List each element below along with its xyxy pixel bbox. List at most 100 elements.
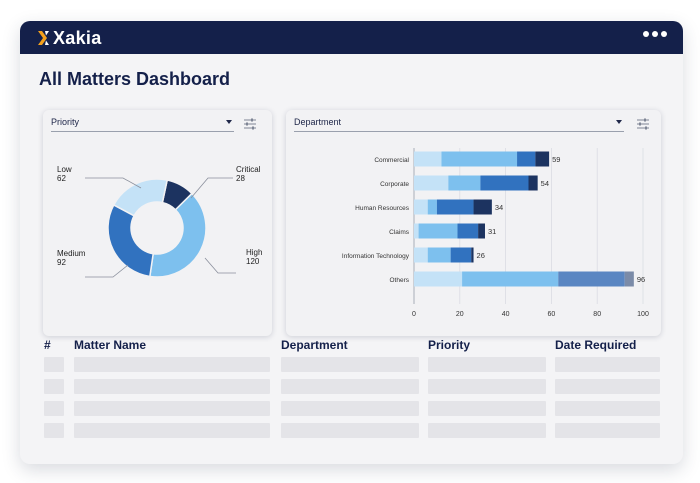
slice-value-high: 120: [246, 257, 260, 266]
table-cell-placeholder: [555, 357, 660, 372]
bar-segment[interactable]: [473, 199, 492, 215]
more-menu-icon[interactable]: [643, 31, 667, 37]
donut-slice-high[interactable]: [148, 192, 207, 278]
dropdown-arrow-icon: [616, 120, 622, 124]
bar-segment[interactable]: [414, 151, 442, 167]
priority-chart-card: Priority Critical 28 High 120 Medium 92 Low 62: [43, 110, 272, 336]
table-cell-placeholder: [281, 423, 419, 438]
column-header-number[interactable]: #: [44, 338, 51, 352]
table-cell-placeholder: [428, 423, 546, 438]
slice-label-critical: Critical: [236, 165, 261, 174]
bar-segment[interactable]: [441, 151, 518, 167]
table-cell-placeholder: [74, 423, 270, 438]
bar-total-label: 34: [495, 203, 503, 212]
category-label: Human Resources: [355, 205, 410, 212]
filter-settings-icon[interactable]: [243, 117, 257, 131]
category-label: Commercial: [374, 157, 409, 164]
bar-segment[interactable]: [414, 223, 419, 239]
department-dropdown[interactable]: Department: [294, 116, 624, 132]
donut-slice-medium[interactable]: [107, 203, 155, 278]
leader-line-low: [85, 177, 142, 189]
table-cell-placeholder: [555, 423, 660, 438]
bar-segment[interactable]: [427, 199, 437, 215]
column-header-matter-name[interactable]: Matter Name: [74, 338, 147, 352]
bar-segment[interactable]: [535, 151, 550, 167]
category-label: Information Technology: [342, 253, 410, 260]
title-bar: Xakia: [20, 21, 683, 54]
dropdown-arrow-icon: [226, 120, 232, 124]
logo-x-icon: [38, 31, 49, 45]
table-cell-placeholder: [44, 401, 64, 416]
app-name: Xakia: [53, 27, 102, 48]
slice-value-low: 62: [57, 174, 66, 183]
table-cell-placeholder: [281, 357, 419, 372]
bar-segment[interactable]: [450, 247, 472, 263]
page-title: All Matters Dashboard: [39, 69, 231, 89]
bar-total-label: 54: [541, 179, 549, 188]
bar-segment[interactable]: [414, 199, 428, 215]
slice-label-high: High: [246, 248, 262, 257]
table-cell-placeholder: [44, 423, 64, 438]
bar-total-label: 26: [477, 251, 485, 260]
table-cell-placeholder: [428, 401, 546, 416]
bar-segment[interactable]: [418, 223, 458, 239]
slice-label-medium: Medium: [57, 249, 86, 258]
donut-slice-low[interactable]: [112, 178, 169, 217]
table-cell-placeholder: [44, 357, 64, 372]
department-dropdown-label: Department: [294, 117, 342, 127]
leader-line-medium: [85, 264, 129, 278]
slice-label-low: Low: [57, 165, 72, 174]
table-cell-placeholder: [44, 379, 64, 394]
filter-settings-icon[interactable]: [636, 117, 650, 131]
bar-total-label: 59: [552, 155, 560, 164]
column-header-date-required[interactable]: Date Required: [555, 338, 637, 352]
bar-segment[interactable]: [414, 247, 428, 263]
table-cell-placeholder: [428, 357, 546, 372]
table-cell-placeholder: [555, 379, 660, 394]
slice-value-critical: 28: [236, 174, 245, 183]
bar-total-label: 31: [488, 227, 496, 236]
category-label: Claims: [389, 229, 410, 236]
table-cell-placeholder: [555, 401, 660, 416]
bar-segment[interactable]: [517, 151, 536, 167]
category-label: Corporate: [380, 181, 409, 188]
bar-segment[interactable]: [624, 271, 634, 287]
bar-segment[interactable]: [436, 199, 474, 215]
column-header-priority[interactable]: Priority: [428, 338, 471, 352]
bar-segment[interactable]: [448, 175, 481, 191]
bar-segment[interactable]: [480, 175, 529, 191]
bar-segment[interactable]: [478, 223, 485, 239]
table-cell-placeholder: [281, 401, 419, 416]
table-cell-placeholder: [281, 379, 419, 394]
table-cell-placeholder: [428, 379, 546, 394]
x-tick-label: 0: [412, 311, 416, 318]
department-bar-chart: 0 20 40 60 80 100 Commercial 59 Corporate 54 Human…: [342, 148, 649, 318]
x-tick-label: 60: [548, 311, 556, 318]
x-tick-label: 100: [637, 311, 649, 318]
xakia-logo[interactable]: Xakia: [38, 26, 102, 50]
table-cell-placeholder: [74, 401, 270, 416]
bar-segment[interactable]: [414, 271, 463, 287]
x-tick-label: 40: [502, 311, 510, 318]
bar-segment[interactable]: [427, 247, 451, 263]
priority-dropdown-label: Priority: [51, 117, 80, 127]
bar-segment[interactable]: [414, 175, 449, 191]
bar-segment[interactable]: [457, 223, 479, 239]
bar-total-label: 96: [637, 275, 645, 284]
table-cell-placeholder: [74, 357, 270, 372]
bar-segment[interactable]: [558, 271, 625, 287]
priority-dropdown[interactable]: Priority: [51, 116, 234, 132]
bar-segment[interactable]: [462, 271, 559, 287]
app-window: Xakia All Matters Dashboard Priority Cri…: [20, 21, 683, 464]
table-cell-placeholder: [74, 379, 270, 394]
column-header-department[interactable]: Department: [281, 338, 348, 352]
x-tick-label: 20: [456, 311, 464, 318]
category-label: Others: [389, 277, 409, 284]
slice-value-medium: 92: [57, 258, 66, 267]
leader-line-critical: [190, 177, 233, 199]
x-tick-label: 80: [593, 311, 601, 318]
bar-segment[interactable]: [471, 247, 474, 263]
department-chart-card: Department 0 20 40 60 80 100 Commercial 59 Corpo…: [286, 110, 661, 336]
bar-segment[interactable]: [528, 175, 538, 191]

▬▬▬▬▬▬

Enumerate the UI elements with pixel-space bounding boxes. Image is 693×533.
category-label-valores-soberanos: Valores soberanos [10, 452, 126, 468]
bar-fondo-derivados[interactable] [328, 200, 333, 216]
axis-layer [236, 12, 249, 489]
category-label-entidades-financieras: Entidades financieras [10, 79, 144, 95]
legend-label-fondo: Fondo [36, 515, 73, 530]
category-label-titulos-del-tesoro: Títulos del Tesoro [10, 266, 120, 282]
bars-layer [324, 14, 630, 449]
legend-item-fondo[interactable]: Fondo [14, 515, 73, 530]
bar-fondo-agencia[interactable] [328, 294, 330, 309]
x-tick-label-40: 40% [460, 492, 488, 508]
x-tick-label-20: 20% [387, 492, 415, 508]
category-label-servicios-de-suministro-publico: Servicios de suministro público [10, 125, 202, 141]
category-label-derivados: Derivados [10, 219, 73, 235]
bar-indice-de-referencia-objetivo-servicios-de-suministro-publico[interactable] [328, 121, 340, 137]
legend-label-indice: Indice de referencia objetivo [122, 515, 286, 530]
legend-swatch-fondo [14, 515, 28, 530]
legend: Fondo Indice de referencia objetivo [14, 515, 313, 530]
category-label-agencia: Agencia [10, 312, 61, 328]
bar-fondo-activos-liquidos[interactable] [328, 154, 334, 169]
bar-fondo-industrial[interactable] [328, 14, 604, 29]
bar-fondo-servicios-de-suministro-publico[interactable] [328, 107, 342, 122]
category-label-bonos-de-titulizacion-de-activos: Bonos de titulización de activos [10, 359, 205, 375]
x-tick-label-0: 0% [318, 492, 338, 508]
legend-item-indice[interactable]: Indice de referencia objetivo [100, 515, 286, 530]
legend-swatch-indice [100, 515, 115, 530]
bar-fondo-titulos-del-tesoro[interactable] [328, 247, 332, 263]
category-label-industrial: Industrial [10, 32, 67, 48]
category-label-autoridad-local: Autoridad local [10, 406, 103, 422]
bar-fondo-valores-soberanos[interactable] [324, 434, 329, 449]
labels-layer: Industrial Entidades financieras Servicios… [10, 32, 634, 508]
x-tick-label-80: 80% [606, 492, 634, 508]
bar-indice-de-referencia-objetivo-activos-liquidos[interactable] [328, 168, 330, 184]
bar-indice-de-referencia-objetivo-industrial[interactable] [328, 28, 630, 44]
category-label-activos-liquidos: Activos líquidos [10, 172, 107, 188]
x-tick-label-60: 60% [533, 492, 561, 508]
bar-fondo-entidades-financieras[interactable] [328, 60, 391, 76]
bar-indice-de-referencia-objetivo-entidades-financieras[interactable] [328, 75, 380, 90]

▬▬▬▬▬▬

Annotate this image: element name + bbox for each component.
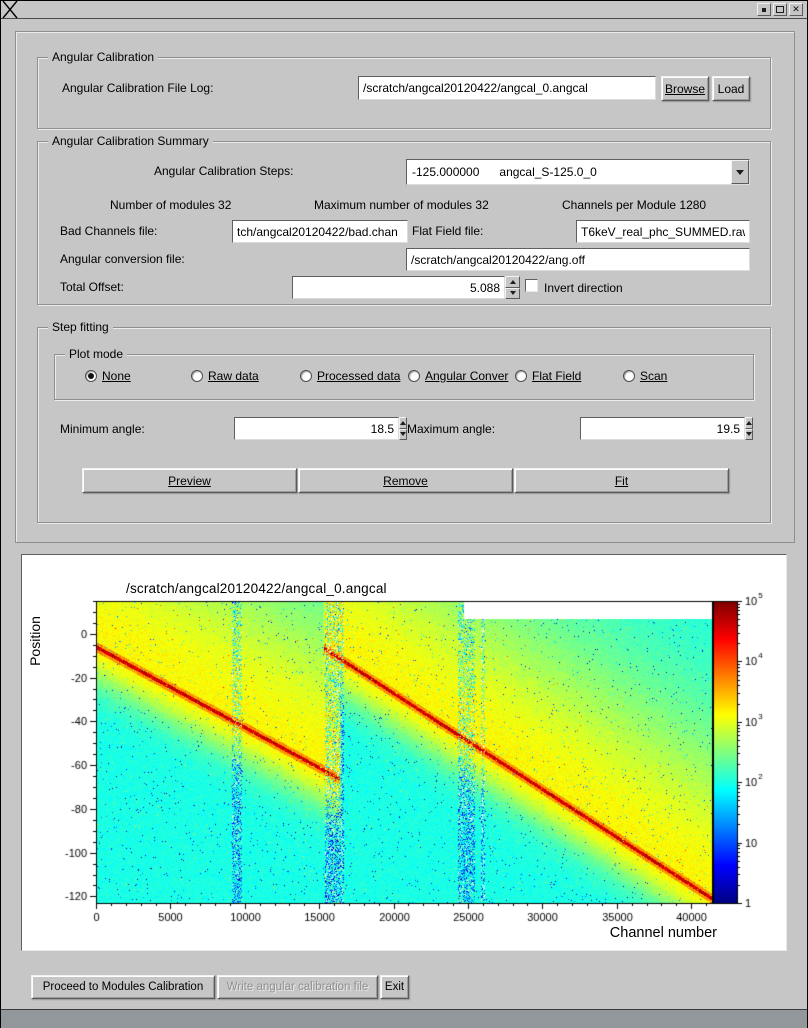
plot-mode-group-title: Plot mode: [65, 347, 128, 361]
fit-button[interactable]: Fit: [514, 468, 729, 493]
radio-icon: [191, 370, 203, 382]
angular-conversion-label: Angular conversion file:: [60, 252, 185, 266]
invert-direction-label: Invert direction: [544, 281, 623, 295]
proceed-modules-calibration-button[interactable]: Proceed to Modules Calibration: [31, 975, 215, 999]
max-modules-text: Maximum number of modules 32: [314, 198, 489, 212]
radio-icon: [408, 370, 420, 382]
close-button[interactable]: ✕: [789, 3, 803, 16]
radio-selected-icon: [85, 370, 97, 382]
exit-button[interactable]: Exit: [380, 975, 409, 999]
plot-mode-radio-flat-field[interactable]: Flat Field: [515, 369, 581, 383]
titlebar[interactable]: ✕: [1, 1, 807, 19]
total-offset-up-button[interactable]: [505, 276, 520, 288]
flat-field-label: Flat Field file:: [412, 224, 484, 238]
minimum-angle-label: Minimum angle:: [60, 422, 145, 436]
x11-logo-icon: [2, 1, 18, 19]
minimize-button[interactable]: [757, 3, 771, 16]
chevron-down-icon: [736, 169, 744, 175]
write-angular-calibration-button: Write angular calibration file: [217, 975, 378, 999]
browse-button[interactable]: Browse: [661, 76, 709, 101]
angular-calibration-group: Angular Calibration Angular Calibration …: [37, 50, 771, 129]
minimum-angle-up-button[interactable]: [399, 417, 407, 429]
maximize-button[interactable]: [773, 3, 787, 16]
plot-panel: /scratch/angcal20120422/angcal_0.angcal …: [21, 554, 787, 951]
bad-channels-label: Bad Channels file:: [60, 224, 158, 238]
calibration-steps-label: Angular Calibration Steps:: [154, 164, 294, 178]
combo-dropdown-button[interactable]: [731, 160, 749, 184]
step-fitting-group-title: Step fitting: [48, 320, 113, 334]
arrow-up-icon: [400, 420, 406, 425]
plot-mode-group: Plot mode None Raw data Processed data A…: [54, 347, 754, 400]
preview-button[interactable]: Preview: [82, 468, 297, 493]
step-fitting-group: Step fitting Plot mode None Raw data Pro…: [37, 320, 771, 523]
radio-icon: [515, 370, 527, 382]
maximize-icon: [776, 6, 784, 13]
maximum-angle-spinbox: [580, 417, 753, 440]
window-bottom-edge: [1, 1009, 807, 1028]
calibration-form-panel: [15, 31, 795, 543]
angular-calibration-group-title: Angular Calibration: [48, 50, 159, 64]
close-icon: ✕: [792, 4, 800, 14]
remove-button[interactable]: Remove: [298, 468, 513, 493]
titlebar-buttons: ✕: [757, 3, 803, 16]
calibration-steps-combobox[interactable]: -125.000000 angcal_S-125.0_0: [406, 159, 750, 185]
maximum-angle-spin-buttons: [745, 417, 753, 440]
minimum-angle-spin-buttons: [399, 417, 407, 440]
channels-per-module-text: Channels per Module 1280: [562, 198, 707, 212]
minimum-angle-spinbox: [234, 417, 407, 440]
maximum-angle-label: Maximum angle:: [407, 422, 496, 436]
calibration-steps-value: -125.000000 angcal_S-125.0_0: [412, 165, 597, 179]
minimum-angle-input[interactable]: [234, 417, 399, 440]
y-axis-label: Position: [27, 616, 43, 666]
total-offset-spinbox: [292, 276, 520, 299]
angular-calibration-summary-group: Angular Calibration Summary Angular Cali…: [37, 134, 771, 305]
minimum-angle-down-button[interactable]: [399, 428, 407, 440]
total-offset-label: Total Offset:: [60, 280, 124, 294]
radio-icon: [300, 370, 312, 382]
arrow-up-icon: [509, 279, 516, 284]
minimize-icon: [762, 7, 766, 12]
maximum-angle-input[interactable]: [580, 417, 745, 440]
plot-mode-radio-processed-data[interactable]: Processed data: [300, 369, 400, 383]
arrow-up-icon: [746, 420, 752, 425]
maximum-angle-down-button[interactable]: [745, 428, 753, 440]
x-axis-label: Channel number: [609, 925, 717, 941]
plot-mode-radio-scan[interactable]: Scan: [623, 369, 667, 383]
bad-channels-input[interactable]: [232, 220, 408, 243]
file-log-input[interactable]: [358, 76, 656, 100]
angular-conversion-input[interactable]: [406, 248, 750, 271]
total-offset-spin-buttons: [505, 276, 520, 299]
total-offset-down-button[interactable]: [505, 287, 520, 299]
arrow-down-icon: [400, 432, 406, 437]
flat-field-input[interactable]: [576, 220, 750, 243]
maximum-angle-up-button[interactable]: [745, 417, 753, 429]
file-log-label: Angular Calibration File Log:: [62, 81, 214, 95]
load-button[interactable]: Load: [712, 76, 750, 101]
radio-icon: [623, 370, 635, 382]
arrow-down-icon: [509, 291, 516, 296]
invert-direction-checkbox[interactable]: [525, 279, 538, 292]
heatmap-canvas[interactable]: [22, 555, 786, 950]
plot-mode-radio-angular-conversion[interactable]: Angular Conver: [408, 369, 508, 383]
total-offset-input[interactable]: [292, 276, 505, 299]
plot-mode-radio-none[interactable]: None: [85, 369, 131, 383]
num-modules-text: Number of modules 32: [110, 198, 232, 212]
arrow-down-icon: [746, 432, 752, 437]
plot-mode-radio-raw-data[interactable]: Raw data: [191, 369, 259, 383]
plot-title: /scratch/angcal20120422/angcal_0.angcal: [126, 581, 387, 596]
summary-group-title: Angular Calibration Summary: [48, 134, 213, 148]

▬▬▬▬▬▬

Exercise directions: Report each row above that contains the string "None", copying every such row in full. Case matters when matching.

Result for this task:
plot-mode-group: Plot mode None Raw data Processed data A…: [54, 347, 754, 400]
step-fitting-group: Step fitting Plot mode None Raw data Pro…: [37, 320, 771, 523]
plot-mode-radio-none[interactable]: None: [85, 369, 131, 383]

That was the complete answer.